What you should do> Print out each entry below exactly, please.

Raw records>

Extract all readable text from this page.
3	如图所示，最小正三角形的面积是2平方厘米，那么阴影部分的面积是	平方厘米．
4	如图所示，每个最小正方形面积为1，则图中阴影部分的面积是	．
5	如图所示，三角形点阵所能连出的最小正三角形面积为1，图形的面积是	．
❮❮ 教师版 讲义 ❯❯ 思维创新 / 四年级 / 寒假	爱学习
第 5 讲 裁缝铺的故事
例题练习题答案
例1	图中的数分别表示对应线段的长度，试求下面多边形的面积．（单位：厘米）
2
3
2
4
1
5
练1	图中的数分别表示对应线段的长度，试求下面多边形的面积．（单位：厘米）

Answer to the problem>
Extract all readable text from this page.
3	如图所示，最小正三角形的面积是2平方厘米，那么阴影部分的面积是	平方厘米．
4	如图所示，每个最小正方形面积为1，则图中阴影部分的面积是	．
5	如图所示，三角形点阵所能连出的最小正三角形面积为1，图形的面积是	．
❮❮ 教师版 讲义 ❯❯ 思维创新 / 四年级 / 寒假	爱学习
第 5 讲 裁缝铺的故事
例题练习题答案
例1	图中的数分别表示对应线段的长度，试求下面多边形的面积．（单位：厘米）
2
3
2
4
1
5
练1	图中的数分别表示对应线段的长度，试求下面多边形的面积．（单位：厘米）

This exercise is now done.